## Your goal
The answer must be one number: how many lines of the records contain "market".

## Transcript entries for document pages

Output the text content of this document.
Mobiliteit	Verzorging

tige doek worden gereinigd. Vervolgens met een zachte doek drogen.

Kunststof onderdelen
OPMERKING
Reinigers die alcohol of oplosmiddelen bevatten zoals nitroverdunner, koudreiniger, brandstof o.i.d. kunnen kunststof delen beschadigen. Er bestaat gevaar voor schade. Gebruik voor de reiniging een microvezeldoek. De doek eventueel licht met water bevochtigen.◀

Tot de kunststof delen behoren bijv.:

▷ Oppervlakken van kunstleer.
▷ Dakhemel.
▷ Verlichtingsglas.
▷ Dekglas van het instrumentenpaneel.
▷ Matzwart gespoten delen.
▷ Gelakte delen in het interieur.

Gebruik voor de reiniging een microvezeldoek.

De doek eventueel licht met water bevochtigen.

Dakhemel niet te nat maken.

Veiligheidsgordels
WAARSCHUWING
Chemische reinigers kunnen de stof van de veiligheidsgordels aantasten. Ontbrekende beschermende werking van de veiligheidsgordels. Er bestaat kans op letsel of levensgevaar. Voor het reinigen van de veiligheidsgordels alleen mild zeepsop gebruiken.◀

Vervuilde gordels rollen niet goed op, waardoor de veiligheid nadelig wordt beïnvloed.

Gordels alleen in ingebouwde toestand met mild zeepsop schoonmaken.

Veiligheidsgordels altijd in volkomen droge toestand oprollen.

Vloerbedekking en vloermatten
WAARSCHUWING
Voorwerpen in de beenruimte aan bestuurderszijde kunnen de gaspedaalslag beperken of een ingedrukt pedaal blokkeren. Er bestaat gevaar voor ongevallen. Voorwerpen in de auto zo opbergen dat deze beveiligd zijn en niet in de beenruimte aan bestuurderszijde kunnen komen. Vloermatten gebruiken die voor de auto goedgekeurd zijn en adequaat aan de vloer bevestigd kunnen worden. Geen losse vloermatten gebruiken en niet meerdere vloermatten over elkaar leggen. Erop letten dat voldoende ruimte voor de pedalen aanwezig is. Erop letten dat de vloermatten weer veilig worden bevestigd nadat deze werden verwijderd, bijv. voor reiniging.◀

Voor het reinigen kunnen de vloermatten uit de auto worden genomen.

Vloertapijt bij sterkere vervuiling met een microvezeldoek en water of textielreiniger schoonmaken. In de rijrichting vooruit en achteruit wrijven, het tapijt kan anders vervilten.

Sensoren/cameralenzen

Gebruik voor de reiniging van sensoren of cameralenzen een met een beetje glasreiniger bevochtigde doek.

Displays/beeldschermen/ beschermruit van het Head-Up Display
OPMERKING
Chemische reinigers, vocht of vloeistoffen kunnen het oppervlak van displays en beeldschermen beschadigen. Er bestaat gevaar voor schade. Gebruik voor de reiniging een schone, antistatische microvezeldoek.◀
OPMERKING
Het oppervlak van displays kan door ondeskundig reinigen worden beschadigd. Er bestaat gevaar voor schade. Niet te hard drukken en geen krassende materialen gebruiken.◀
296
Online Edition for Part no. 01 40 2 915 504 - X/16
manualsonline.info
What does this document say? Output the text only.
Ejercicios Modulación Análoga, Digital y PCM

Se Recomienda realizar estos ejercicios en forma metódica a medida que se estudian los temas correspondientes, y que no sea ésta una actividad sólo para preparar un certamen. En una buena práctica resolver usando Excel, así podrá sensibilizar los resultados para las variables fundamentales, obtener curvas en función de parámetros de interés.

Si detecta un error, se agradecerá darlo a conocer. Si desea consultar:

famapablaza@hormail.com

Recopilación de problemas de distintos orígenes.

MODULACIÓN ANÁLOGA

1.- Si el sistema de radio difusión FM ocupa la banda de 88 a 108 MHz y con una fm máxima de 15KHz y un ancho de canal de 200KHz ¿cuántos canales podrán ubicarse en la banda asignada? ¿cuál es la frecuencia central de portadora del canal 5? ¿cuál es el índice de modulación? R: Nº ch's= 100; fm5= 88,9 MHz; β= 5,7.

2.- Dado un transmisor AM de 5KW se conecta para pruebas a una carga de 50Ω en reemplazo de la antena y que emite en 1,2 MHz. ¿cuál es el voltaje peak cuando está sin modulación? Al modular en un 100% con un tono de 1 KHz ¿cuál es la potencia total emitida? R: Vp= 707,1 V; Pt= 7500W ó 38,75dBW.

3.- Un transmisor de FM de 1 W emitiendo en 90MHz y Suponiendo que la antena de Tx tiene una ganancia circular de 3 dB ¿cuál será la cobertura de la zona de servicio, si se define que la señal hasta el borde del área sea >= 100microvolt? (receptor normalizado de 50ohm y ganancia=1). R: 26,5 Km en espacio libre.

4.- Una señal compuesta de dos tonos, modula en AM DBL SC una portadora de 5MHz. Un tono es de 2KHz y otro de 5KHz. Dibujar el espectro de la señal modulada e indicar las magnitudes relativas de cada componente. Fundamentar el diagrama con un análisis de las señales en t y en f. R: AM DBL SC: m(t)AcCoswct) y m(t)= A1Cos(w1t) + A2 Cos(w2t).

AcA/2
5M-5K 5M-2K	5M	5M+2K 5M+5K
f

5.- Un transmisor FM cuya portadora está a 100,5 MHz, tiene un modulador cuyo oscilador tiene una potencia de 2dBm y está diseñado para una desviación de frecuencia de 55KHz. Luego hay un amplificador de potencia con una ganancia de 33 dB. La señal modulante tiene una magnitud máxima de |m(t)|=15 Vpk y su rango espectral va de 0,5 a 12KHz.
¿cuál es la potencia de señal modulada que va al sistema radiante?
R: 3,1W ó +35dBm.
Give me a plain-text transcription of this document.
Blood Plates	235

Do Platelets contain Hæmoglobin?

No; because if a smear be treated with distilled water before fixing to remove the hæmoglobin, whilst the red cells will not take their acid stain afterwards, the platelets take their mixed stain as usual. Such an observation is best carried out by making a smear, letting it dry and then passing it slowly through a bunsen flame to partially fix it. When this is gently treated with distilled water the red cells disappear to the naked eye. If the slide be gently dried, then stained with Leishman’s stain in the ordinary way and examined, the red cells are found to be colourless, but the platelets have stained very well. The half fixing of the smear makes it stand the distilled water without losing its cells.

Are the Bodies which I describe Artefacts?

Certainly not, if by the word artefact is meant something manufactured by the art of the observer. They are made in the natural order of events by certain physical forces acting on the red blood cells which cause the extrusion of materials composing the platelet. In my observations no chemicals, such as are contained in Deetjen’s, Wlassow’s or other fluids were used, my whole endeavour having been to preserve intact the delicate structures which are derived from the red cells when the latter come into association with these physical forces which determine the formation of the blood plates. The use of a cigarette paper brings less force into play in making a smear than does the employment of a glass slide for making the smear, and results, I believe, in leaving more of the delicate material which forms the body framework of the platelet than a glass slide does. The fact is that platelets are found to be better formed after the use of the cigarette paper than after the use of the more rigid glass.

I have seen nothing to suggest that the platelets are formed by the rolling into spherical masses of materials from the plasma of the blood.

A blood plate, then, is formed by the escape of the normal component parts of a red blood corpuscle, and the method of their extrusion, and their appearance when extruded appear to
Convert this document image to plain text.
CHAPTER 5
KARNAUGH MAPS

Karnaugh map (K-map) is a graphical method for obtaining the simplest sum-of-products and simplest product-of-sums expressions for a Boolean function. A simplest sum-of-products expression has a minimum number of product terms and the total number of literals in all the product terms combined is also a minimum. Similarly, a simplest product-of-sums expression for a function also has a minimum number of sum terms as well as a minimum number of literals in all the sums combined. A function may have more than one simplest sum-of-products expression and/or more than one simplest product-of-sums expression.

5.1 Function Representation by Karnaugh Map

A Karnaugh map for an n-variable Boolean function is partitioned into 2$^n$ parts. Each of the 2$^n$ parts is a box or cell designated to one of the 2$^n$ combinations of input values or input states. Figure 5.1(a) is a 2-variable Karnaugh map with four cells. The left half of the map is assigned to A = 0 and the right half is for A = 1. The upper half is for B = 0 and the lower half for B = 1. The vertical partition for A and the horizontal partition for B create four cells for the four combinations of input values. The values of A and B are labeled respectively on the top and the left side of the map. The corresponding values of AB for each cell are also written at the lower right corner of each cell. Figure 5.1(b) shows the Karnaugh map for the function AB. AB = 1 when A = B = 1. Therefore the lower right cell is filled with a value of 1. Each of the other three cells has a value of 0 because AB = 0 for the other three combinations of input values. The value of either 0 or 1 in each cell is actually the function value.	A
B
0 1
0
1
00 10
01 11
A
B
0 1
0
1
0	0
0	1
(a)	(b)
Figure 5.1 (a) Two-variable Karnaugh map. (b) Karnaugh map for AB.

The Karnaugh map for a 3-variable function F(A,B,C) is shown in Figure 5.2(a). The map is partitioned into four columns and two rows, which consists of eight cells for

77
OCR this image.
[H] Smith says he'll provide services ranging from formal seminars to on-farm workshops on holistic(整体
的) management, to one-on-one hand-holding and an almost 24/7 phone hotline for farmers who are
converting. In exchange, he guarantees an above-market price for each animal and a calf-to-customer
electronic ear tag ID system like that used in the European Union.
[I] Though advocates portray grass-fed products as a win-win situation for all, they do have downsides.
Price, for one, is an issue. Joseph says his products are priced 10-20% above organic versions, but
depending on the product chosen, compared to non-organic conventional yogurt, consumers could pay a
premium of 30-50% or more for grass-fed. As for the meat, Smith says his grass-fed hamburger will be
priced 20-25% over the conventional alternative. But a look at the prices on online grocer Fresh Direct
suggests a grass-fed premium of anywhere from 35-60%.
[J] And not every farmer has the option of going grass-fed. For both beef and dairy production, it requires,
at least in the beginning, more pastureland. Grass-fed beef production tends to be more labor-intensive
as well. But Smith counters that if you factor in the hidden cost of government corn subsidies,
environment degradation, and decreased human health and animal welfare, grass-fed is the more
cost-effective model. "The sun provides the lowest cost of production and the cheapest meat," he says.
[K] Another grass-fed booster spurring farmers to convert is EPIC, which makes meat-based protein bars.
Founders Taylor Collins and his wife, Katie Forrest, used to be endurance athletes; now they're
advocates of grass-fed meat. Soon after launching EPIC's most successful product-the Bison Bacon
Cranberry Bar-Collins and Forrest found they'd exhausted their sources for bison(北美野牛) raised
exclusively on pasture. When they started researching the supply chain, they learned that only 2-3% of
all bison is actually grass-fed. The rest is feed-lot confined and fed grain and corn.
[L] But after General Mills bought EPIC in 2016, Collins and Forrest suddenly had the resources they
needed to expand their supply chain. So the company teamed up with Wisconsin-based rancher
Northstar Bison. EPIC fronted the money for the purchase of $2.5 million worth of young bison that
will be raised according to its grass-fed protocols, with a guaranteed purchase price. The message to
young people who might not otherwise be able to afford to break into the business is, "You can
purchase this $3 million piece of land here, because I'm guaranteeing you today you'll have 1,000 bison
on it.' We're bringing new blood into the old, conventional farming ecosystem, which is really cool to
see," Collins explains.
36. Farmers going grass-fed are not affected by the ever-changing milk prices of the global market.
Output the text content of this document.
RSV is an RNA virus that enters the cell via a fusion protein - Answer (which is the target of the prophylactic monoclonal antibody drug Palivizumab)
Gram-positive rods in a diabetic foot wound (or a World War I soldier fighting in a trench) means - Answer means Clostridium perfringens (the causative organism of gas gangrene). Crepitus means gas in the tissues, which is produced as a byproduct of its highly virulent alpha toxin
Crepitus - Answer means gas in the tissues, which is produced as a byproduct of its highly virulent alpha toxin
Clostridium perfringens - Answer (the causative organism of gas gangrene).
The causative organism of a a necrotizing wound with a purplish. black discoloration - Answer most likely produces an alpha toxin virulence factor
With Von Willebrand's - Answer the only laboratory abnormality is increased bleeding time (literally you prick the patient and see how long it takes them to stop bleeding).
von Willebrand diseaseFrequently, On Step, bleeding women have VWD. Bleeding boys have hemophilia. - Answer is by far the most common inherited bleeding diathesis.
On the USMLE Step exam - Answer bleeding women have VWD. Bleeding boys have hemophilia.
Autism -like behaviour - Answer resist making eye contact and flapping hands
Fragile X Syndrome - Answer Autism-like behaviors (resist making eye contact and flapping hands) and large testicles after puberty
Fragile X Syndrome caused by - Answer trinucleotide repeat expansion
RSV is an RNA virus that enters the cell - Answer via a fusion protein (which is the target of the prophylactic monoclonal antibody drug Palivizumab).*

## Result of the exercise
2